[Some records]
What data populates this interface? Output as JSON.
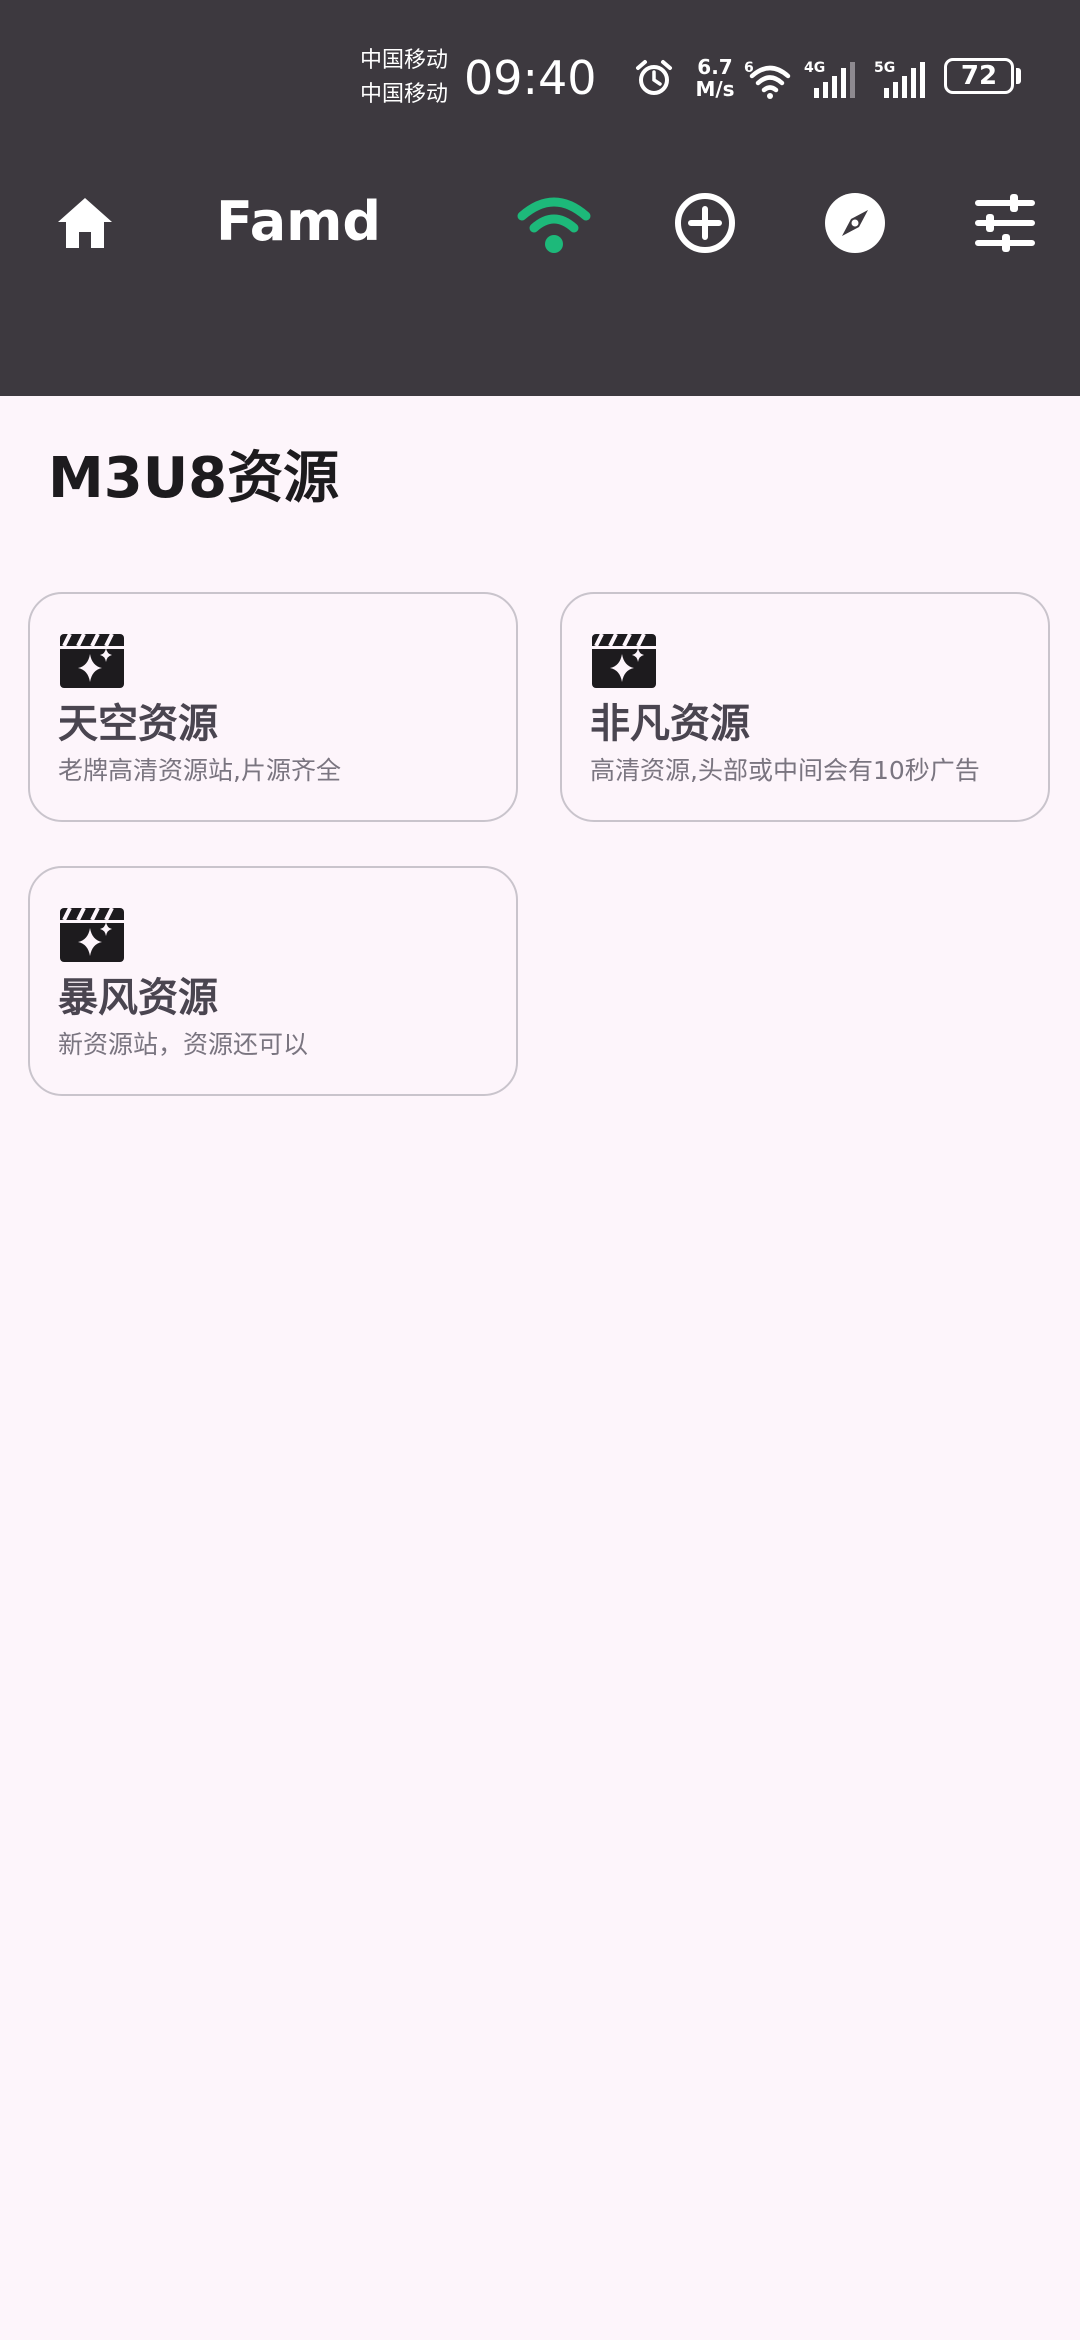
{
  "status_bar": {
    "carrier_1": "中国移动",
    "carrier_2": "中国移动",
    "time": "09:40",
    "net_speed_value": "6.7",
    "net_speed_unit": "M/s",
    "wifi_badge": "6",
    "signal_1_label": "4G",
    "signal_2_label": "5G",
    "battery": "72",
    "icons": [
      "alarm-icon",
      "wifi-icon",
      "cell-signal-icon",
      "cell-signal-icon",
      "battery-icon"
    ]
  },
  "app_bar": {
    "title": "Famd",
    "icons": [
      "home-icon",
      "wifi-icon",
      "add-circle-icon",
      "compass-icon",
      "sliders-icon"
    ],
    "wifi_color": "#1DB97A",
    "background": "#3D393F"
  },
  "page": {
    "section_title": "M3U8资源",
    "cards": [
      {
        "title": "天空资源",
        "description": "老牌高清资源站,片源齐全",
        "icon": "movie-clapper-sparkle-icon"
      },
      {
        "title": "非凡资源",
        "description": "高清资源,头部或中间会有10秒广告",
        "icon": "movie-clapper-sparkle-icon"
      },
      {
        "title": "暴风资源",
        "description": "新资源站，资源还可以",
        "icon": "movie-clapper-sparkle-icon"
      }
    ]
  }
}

Set task: Transcribe the records above exactly as they appear, leaving out any pictures.

Worked solution:
What data populates this interface? Output as JSON.
{
  "status_bar": {
    "carrier_1": "中国移动",
    "carrier_2": "中国移动",
    "time": "09:40",
    "net_speed_value": "6.7",
    "net_speed_unit": "M/s",
    "wifi_badge": "6",
    "signal_1_label": "4G",
    "signal_2_label": "5G",
    "battery": "72",
    "icons": [
      "alarm-icon",
      "wifi-icon",
      "cell-signal-icon",
      "cell-signal-icon",
      "battery-icon"
    ]
  },
  "app_bar": {
    "title": "Famd",
    "icons": [
      "home-icon",
      "wifi-icon",
      "add-circle-icon",
      "compass-icon",
      "sliders-icon"
    ],
    "wifi_color": "#1DB97A",
    "background": "#3D393F"
  },
  "page": {
    "section_title": "M3U8资源",
    "cards": [
      {
        "title": "天空资源",
        "description": "老牌高清资源站,片源齐全",
        "icon": "movie-clapper-sparkle-icon"
      },
      {
        "title": "非凡资源",
        "description": "高清资源,头部或中间会有10秒广告",
        "icon": "movie-clapper-sparkle-icon"
      },
      {
        "title": "暴风资源",
        "description": "新资源站，资源还可以",
        "icon": "movie-clapper-sparkle-icon"
      }
    ]
  }
}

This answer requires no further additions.